Retype each line of the material exactly, please, skipping any picture in it.

● Data provided:
## begin

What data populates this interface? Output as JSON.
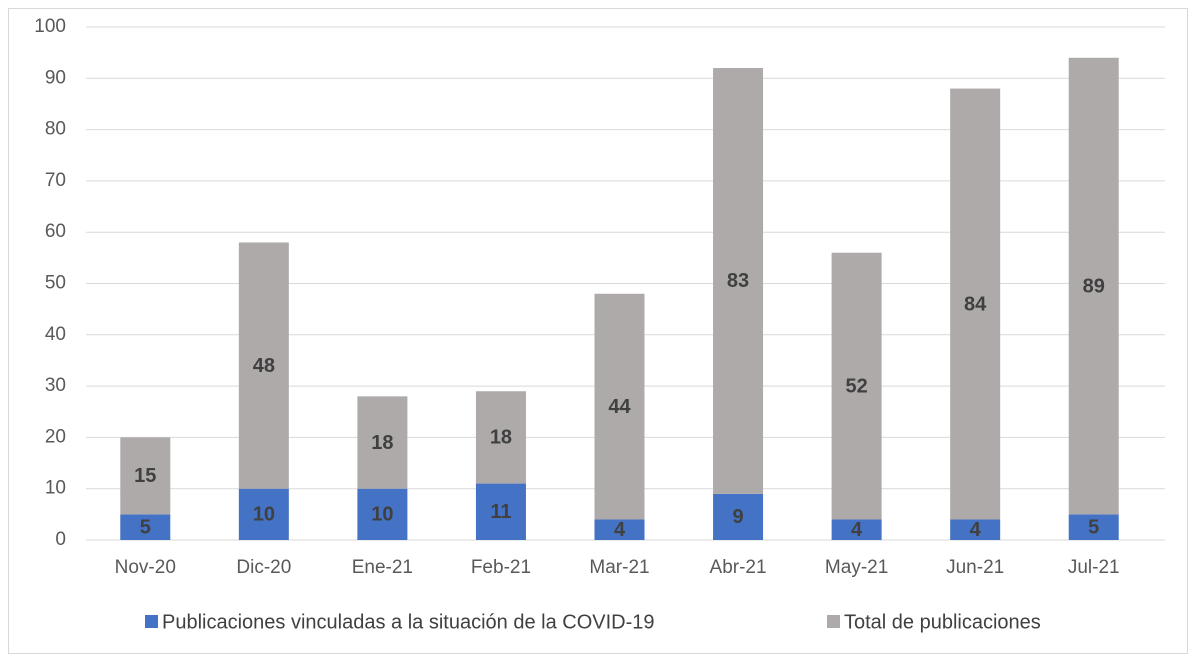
{
  "chart_data": {
    "type": "stacked_bar",
    "categories": [
      "Nov-20",
      "Dic-20",
      "Ene-21",
      "Feb-21",
      "Mar-21",
      "Abr-21",
      "May-21",
      "Jun-21",
      "Jul-21"
    ],
    "series": [
      {
        "name": "Publicaciones vinculadas a la situación de la COVID-19",
        "color": "#4472c4",
        "values": [
          5,
          10,
          10,
          11,
          4,
          9,
          4,
          4,
          5
        ]
      },
      {
        "name": "Total de publicaciones",
        "color": "#aeaaaa",
        "values": [
          15,
          48,
          18,
          18,
          44,
          83,
          52,
          84,
          89
        ]
      }
    ],
    "ylim": [
      0,
      100
    ],
    "yticks": [
      0,
      10,
      20,
      30,
      40,
      50,
      60,
      70,
      80,
      90,
      100
    ],
    "grid": true,
    "legend": "bottom"
  }
}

## end

● The reply:
What data populates this interface? Output as JSON.
{
  "chart_data": {
    "type": "stacked_bar",
    "categories": [
      "Nov-20",
      "Dic-20",
      "Ene-21",
      "Feb-21",
      "Mar-21",
      "Abr-21",
      "May-21",
      "Jun-21",
      "Jul-21"
    ],
    "series": [
      {
        "name": "Publicaciones vinculadas a la situación de la COVID-19",
        "color": "#4472c4",
        "values": [
          5,
          10,
          10,
          11,
          4,
          9,
          4,
          4,
          5
        ]
      },
      {
        "name": "Total de publicaciones",
        "color": "#aeaaaa",
        "values": [
          15,
          48,
          18,
          18,
          44,
          83,
          52,
          84,
          89
        ]
      }
    ],
    "ylim": [
      0,
      100
    ],
    "yticks": [
      0,
      10,
      20,
      30,
      40,
      50,
      60,
      70,
      80,
      90,
      100
    ],
    "grid": true,
    "legend": "bottom"
  }
}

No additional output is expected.